■ Task details:
Show every line where "source" occurs.

┌─ Data listing

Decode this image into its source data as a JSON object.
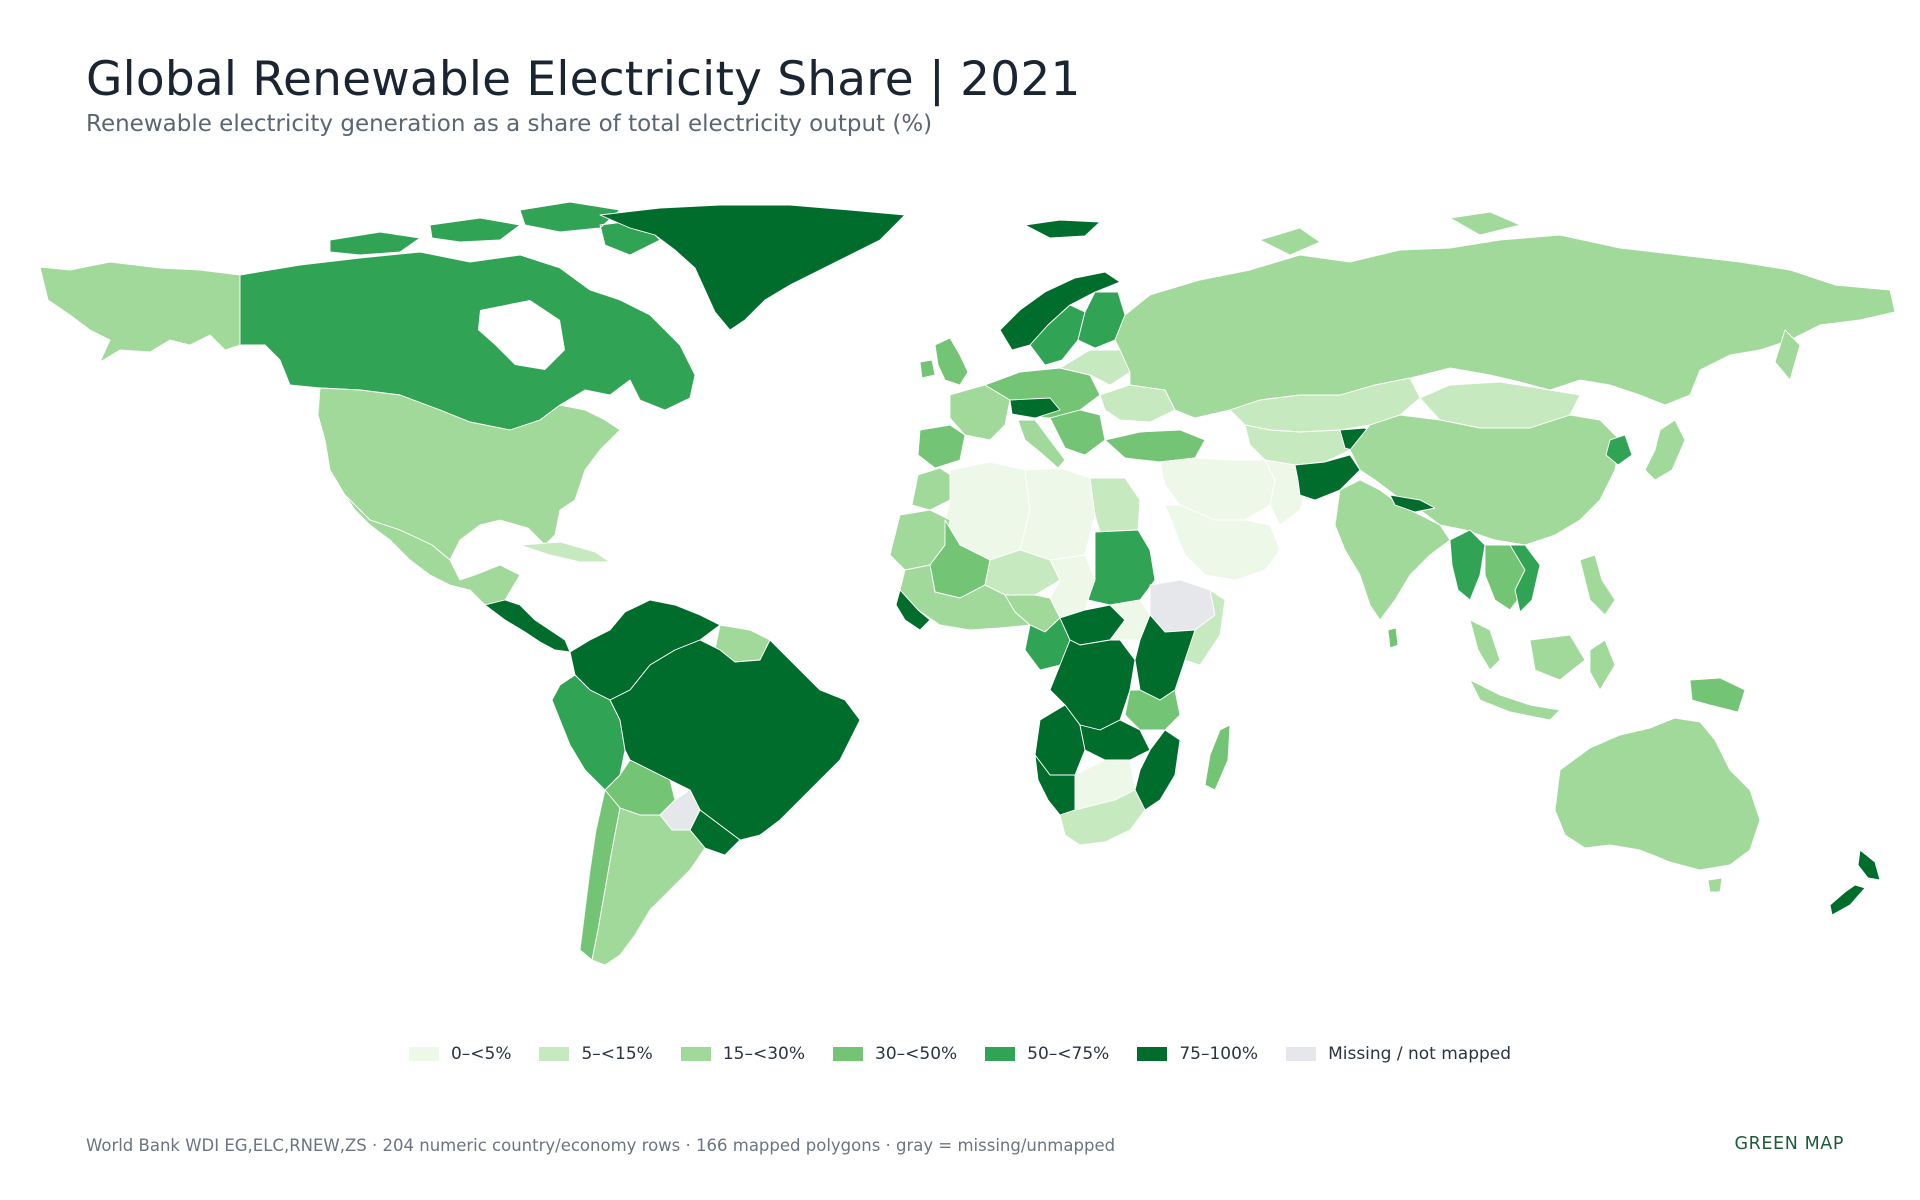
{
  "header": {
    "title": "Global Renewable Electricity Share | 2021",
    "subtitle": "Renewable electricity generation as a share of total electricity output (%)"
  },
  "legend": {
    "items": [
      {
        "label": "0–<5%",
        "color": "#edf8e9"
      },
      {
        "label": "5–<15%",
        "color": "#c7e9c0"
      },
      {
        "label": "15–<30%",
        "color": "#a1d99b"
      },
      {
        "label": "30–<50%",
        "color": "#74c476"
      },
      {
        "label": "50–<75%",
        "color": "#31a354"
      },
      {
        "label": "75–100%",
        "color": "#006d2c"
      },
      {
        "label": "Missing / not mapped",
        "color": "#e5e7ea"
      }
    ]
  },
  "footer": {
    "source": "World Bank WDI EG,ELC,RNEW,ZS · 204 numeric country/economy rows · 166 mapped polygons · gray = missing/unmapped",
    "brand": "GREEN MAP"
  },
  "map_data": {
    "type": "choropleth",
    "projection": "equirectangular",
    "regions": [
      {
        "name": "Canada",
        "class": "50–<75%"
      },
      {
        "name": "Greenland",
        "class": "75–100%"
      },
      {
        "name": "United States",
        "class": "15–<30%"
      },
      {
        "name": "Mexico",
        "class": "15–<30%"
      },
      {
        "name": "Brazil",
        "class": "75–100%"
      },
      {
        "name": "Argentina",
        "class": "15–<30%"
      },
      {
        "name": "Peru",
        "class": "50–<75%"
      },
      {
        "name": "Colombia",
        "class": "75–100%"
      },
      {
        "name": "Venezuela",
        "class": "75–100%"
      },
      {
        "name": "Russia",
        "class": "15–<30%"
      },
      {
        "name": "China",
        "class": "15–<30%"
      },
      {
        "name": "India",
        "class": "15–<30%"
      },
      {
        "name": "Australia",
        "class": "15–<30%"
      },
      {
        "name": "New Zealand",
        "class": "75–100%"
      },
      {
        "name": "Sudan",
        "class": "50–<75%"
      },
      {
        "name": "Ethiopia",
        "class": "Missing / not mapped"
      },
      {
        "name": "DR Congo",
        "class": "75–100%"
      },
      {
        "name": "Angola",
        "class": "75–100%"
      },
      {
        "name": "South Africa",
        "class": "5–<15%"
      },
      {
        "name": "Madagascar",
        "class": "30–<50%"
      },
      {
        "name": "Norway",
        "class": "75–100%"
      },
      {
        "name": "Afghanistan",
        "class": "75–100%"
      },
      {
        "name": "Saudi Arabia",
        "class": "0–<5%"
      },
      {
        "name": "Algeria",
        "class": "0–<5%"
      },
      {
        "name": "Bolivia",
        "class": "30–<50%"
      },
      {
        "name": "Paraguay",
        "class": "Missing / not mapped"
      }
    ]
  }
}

└─

■ Exercise result:
Decode this image into its source data as a JSON object.
    "source": "World Bank WDI EG,ELC,RNEW,ZS · 204 numeric country/economy rows · 166 mapped polygons · gray = missing/unmapped",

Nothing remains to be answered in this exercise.